══ MATERIAL PROVIDED ══

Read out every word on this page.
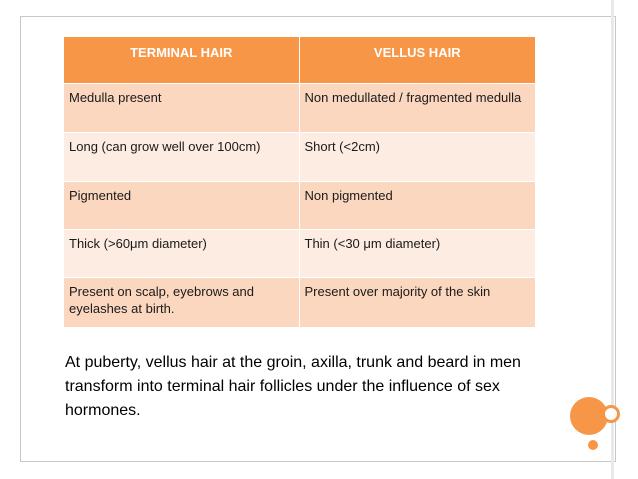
TERMINAL HAIR	VELLUS HAIR
Medulla present	Non medullated / fragmented medulla
Long (can grow well over 100cm)	Short (<2cm)
Pigmented	Non pigmented
Thick (>60μm diameter)	Thin (<30 μm diameter)
Present on scalp, eyebrows and eyelashes at birth.	Present over majority of the skin

At puberty, vellus hair at the groin, axilla, trunk and beard in men transform into terminal hair follicles under the influence of sex hormones.
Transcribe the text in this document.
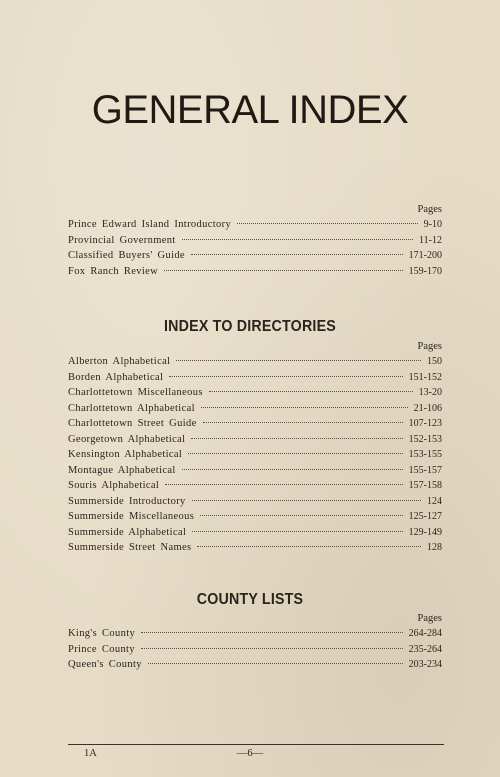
GENERAL INDEX
Pages
Prince Edward Island Introductory	9-10
Provincial Government	11-12
Classified Buyers' Guide	171-200
Fox Ranch Review	159-170
INDEX TO DIRECTORIES
Pages
Alberton Alphabetical	150
Borden Alphabetical	151-152
Charlottetown Miscellaneous	13-20
Charlottetown Alphabetical	21-106
Charlottetown Street Guide	107-123
Georgetown Alphabetical	152-153
Kensington Alphabetical	153-155
Montague Alphabetical	155-157
Souris Alphabetical	157-158
Summerside Introductory	124
Summerside Miscellaneous	125-127
Summerside Alphabetical	129-149
Summerside Street Names	128
COUNTY LISTS
Pages
King's County	264-284
Prince County	235-264
Queen's County	203-234
1A	—6—
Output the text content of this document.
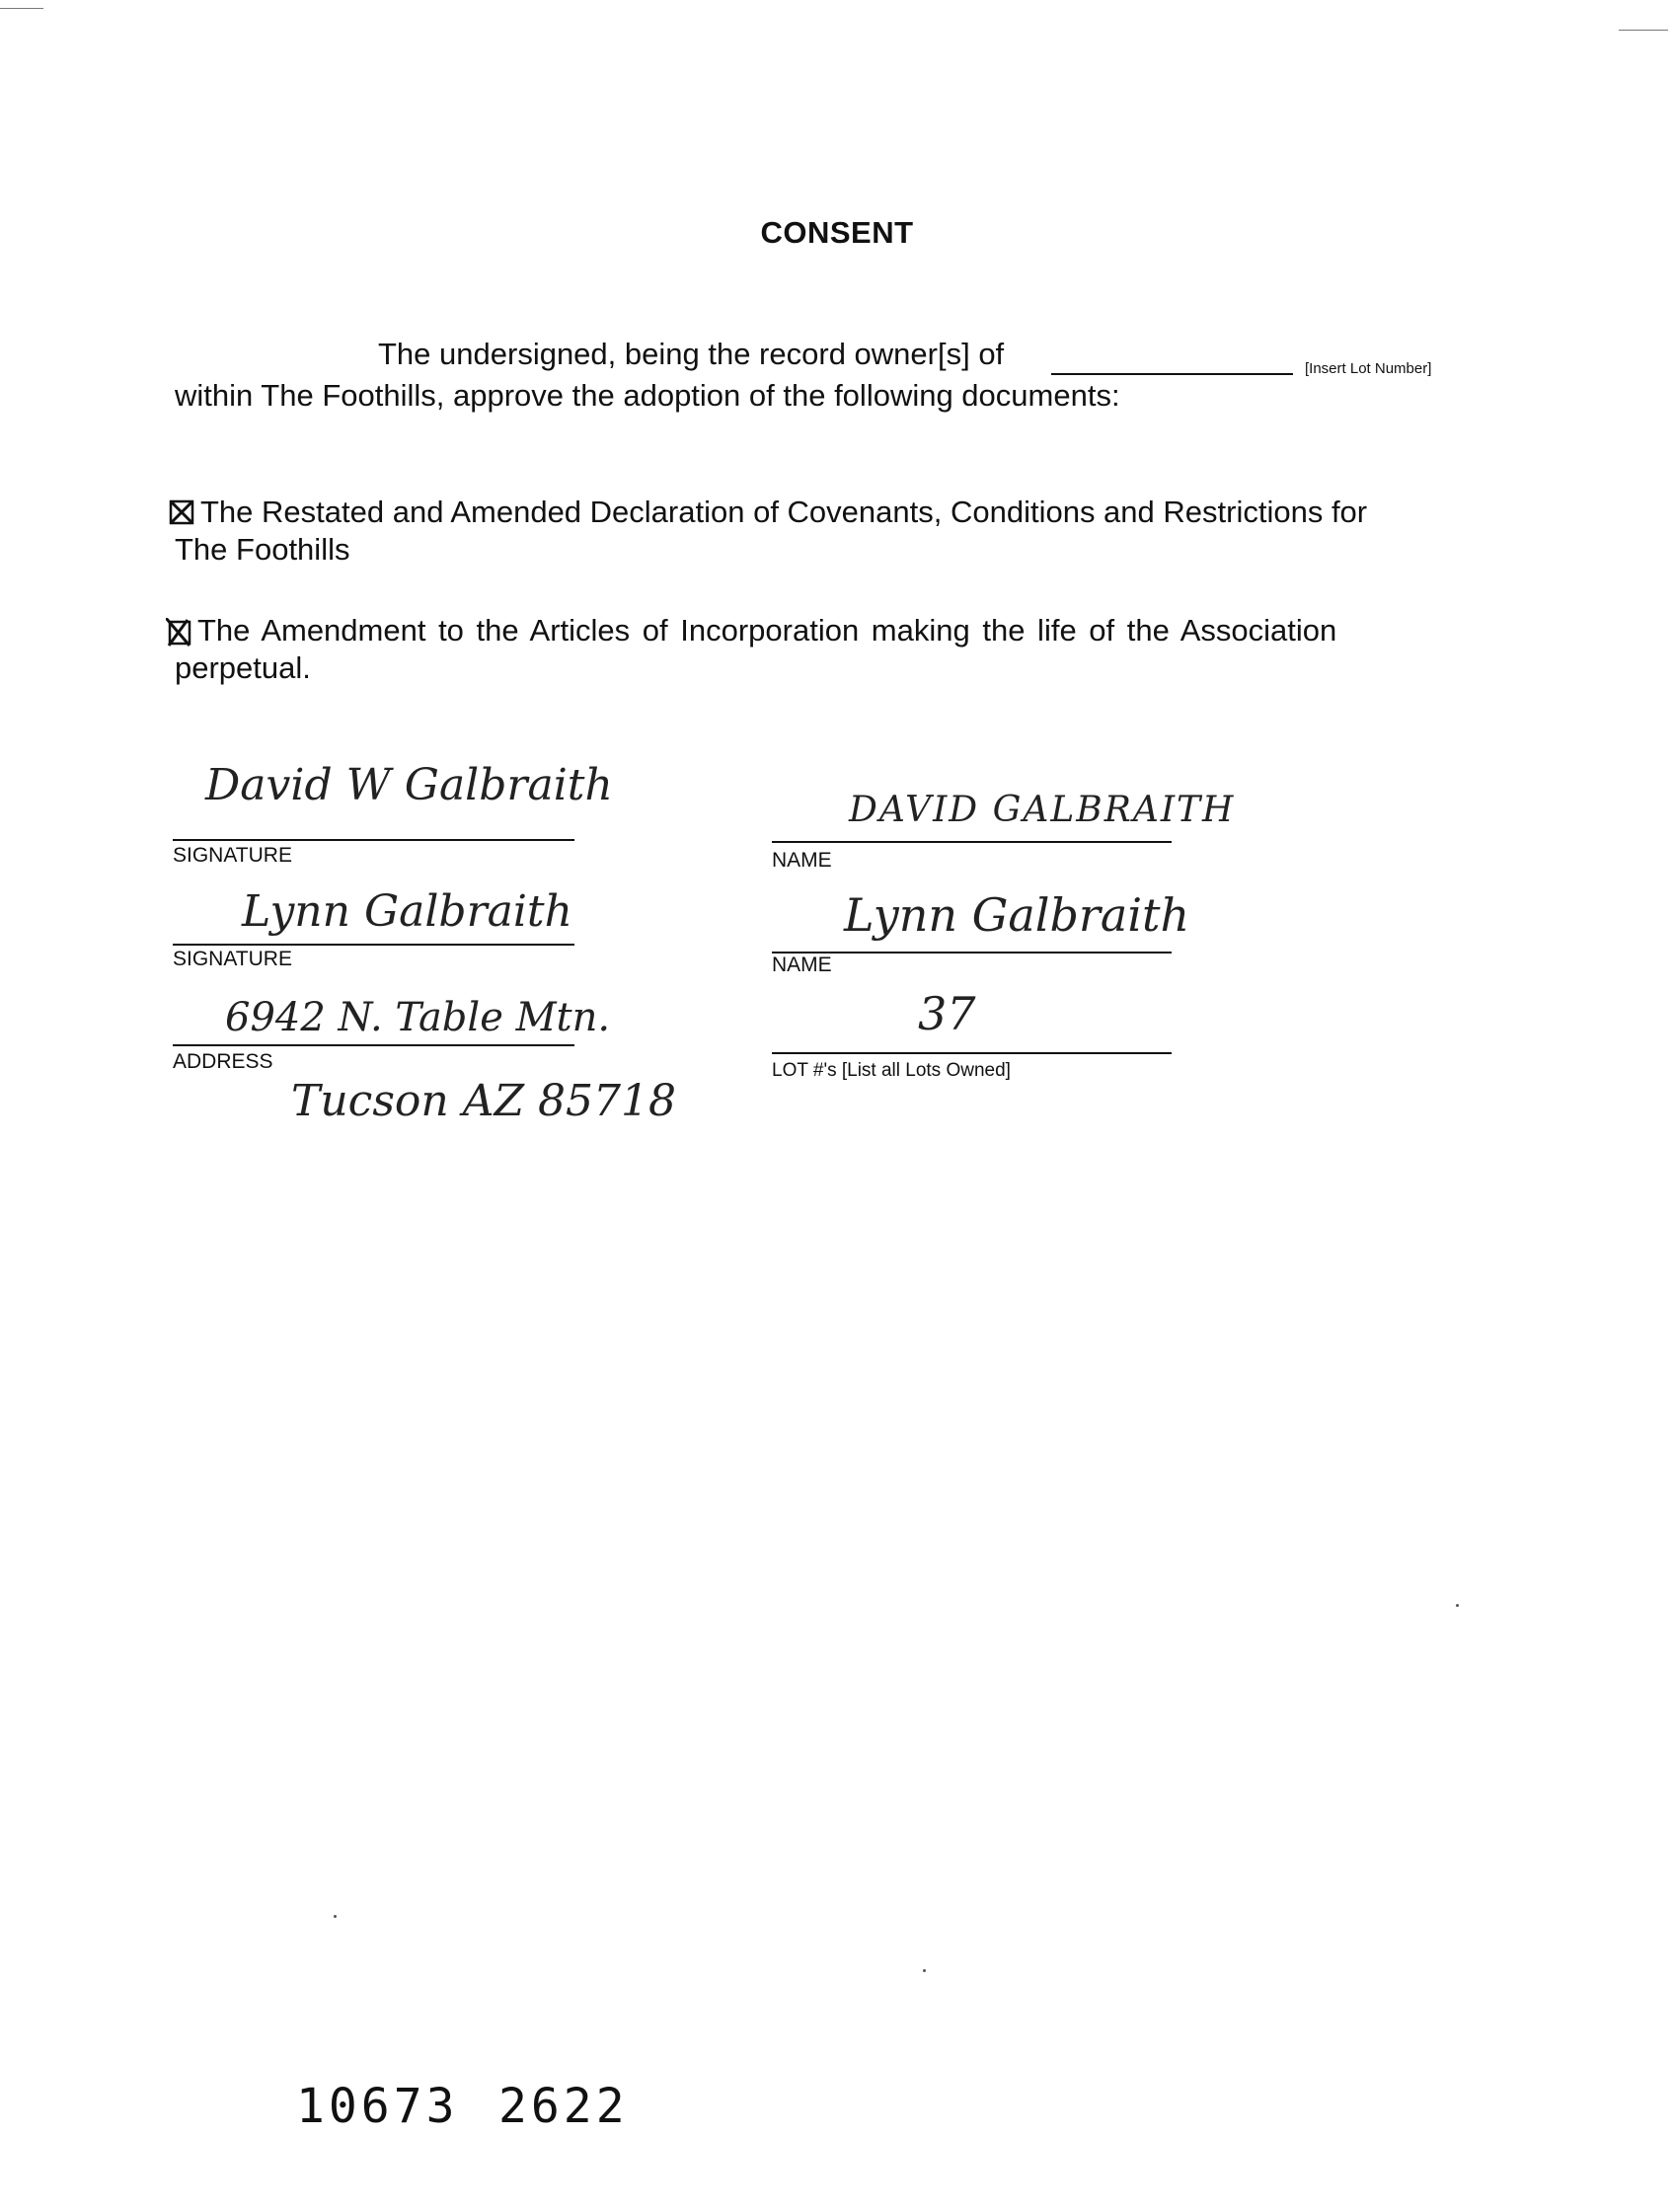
CONSENT
The undersigned, being the record owner[s] of	[Insert Lot Number]
within The Foothills, approve the adoption of the following documents:
The Restated and Amended Declaration of Covenants, Conditions and Restrictions for
The Foothills
The Amendment to the Articles of Incorporation making the life of the Association
perpetual.
David W Galbraith
SIGNATURE
DAVID GALBRAITH
NAME
Lynn Galbraith
SIGNATURE
Lynn Galbraith
NAME
6942 N. Table Mtn.
ADDRESS
Tucson AZ 85718
37
LOT #'s [List all Lots Owned]
10673 2622
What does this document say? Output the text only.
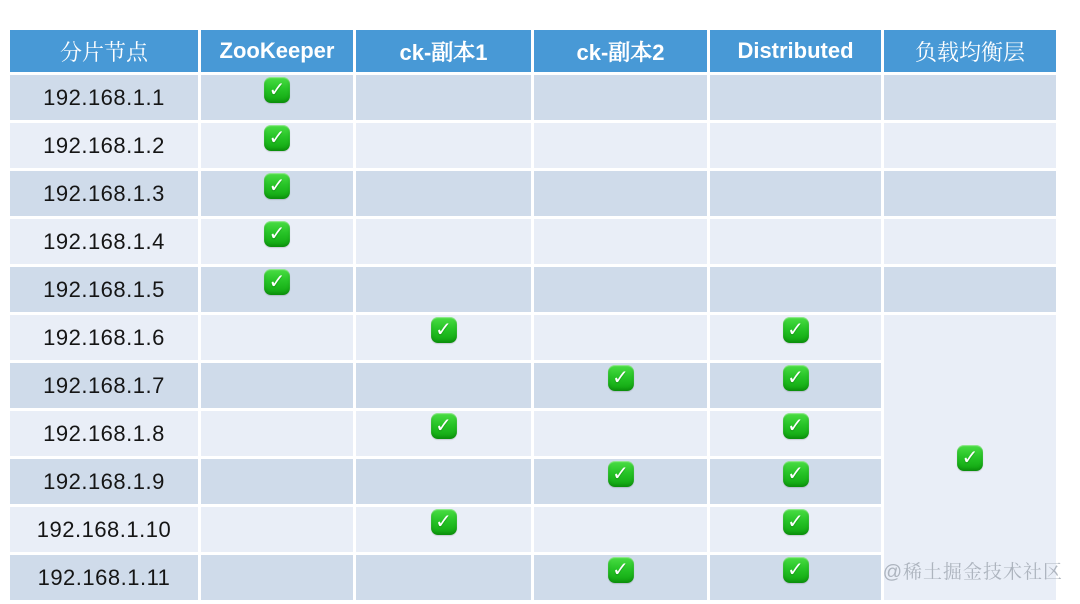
分片节点	ZooKeeper	ck-副本1	ck-副本2	Distributed	负载均衡层
192.168.1.1	✓				
192.168.1.2	✓				
192.168.1.3	✓				
192.168.1.4	✓				
192.168.1.5	✓				
192.168.1.6		✓		✓	✓
192.168.1.7			✓	✓	
192.168.1.8		✓		✓	
192.168.1.9			✓	✓	
192.168.1.10		✓		✓	
192.168.1.11			✓	✓		@稀土掘金技术社区
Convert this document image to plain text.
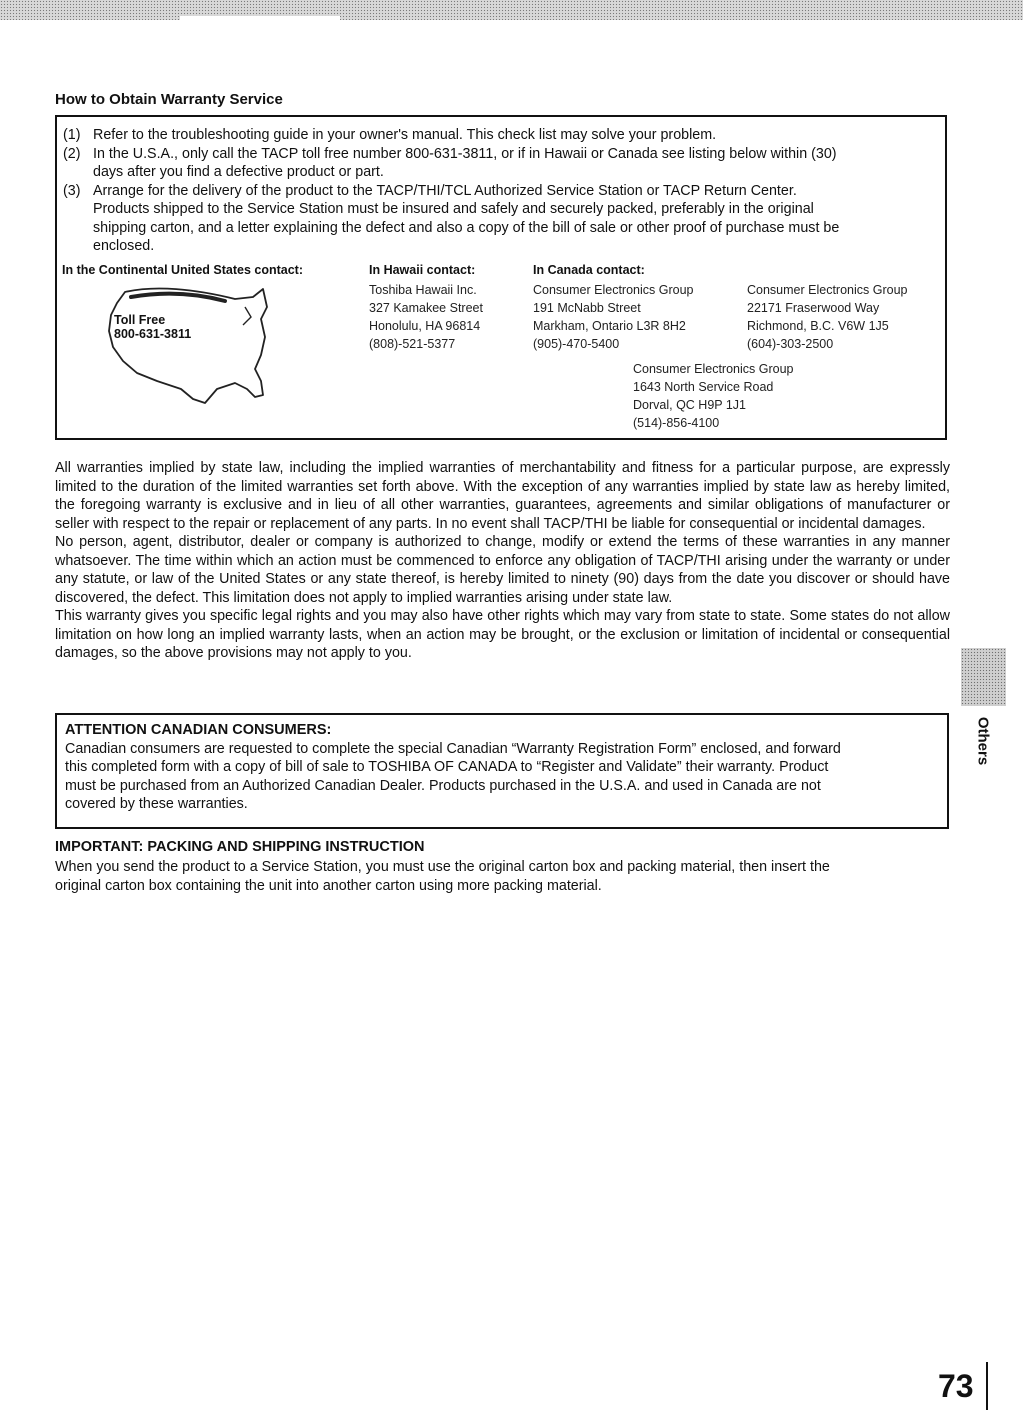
How to Obtain Warranty Service
(1) Refer to the troubleshooting guide in your owner's manual. This check list may solve your problem.
(2) In the U.S.A., only call the TACP toll free number 800-631-3811, or if in Hawaii or Canada see listing below within (30)
days after you find a defective product or part.
(3) Arrange for the delivery of the product to the TACP/THI/TCL Authorized Service Station or TACP Return Center.
Products shipped to the Service Station must be insured and safely and securely packed, preferably in the original
shipping carton, and a letter explaining the defect and also a copy of the bill of sale or other proof of purchase must be
enclosed.
In the Continental United States contact:
Toll Free
800-631-3811
In Hawaii contact:
Toshiba Hawaii Inc.
327 Kamakee Street
Honolulu, HA 96814
(808)-521-5377
In Canada contact:
Consumer Electronics Group
191 McNabb Street
Markham, Ontario L3R 8H2
(905)-470-5400
Consumer Electronics Group
22171 Fraserwood Way
Richmond, B.C. V6W 1J5
(604)-303-2500
Consumer Electronics Group
1643 North Service Road
Dorval, QC H9P 1J1
(514)-856-4100

All warranties implied by state law, including the implied warranties of merchantability and fitness for a particular purpose, are expressly limited to the duration of the limited warranties set forth above. With the exception of any warranties implied by state law as hereby limited, the foregoing warranty is exclusive and in lieu of all other warranties, guarantees, agreements and similar obligations of manufacturer or seller with respect to the repair or replacement of any parts. In no event shall TACP/THI be liable for consequential or incidental damages.

No person, agent, distributor, dealer or company is authorized to change, modify or extend the terms of these warranties in any manner whatsoever. The time within which an action must be commenced to enforce any obligation of TACP/THI arising under the warranty or under any statute, or law of the United States or any state thereof, is hereby limited to ninety (90) days from the date you discover or should have discovered, the defect. This limitation does not apply to implied warranties arising under state law.

This warranty gives you specific legal rights and you may also have other rights which may vary from state to state. Some states do not allow limitation on how long an implied warranty lasts, when an action may be brought, or the exclusion or limitation of incidental or consequential damages, so the above provisions may not apply to you.

ATTENTION CANADIAN CONSUMERS:
Canadian consumers are requested to complete the special Canadian “Warranty Registration Form” enclosed, and forward
this completed form with a copy of bill of sale to TOSHIBA OF CANADA to “Register and Validate” their warranty. Product
must be purchased from an Authorized Canadian Dealer. Products purchased in the U.S.A. and used in Canada are not
covered by these warranties.
IMPORTANT: PACKING AND SHIPPING INSTRUCTION
When you send the product to a Service Station, you must use the original carton box and packing material, then insert the
original carton box containing the unit into another carton using more packing material.
Others
73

═══

_YOUR GOAL_
Make an exact copy of the data above, pictures excluded.

_SOLUTION TO THIS EXERCISE_
Read out every word on this page.
TERMINAL HAIR	VELLUS HAIR
Medulla present	Non medullated / fragmented medulla
Long (can grow well over 100cm)	Short (<2cm)
Pigmented	Non pigmented
Thick (>60μm diameter)	Thin (<30 μm diameter)
Present on scalp, eyebrows and eyelashes at birth.	Present over majority of the skin

At puberty, vellus hair at the groin, axilla, trunk and beard in men transform into terminal hair follicles under the influence of sex hormones.
Transcribe the text in this document.
GENERAL INDEX
Pages
Prince Edward Island Introductory	9-10
Provincial Government	11-12
Classified Buyers' Guide	171-200
Fox Ranch Review	159-170
INDEX TO DIRECTORIES
Pages
Alberton Alphabetical	150
Borden Alphabetical	151-152
Charlottetown Miscellaneous	13-20
Charlottetown Alphabetical	21-106
Charlottetown Street Guide	107-123
Georgetown Alphabetical	152-153
Kensington Alphabetical	153-155
Montague Alphabetical	155-157
Souris Alphabetical	157-158
Summerside Introductory	124
Summerside Miscellaneous	125-127
Summerside Alphabetical	129-149
Summerside Street Names	128
COUNTY LISTS
Pages
King's County	264-284
Prince County	235-264
Queen's County	203-234
1A	—6—
Output the text content of this document.
CONSENT
The undersigned, being the record owner[s] of	[Insert Lot Number]
within The Foothills, approve the adoption of the following documents:
The Restated and Amended Declaration of Covenants, Conditions and Restrictions for
The Foothills
The Amendment to the Articles of Incorporation making the life of the Association
perpetual.
David W Galbraith
SIGNATURE
DAVID GALBRAITH
NAME
Lynn Galbraith
SIGNATURE
Lynn Galbraith
NAME
6942 N. Table Mtn.
ADDRESS
Tucson AZ 85718
37
LOT #'s [List all Lots Owned]
10673 2622
What does this document say? Output the text only.
分片节点	ZooKeeper	ck-副本1	ck-副本2	Distributed	负载均衡层
192.168.1.1	✓				
192.168.1.2	✓				
192.168.1.3	✓				
192.168.1.4	✓				
192.168.1.5	✓				
192.168.1.6		✓		✓	✓
192.168.1.7			✓	✓	
192.168.1.8		✓		✓	
192.168.1.9			✓	✓	
192.168.1.10		✓		✓	
192.168.1.11			✓	✓		@稀土掘金技术社区
Convert this document image to plain text.
How to Obtain Warranty Service
(1) Refer to the troubleshooting guide in your owner's manual. This check list may solve your problem.
(2) In the U.S.A., only call the TACP toll free number 800-631-3811, or if in Hawaii or Canada see listing below within (30)
days after you find a defective product or part.
(3) Arrange for the delivery of the product to the TACP/THI/TCL Authorized Service Station or TACP Return Center.
Products shipped to the Service Station must be insured and safely and securely packed, preferably in the original
shipping carton, and a letter explaining the defect and also a copy of the bill of sale or other proof of purchase must be
enclosed.
In the Continental United States contact:
Toll Free
800-631-3811
In Hawaii contact:
Toshiba Hawaii Inc.
327 Kamakee Street
Honolulu, HA 96814
(808)-521-5377
In Canada contact:
Consumer Electronics Group
191 McNabb Street
Markham, Ontario L3R 8H2
(905)-470-5400
Consumer Electronics Group
22171 Fraserwood Way
Richmond, B.C. V6W 1J5
(604)-303-2500
Consumer Electronics Group
1643 North Service Road
Dorval, QC H9P 1J1
(514)-856-4100

All warranties implied by state law, including the implied warranties of merchantability and fitness for a particular purpose, are expressly limited to the duration of the limited warranties set forth above. With the exception of any warranties implied by state law as hereby limited, the foregoing warranty is exclusive and in lieu of all other warranties, guarantees, agreements and similar obligations of manufacturer or seller with respect to the repair or replacement of any parts. In no event shall TACP/THI be liable for consequential or incidental damages.

No person, agent, distributor, dealer or company is authorized to change, modify or extend the terms of these warranties in any manner whatsoever. The time within which an action must be commenced to enforce any obligation of TACP/THI arising under the warranty or under any statute, or law of the United States or any state thereof, is hereby limited to ninety (90) days from the date you discover or should have discovered, the defect. This limitation does not apply to implied warranties arising under state law.

This warranty gives you specific legal rights and you may also have other rights which may vary from state to state. Some states do not allow limitation on how long an implied warranty lasts, when an action may be brought, or the exclusion or limitation of incidental or consequential damages, so the above provisions may not apply to you.

ATTENTION CANADIAN CONSUMERS:
Canadian consumers are requested to complete the special Canadian “Warranty Registration Form” enclosed, and forward
this completed form with a copy of bill of sale to TOSHIBA OF CANADA to “Register and Validate” their warranty. Product
must be purchased from an Authorized Canadian Dealer. Products purchased in the U.S.A. and used in Canada are not
covered by these warranties.
IMPORTANT: PACKING AND SHIPPING INSTRUCTION
When you send the product to a Service Station, you must use the original carton box and packing material, then insert the
original carton box containing the unit into another carton using more packing material.
Others
73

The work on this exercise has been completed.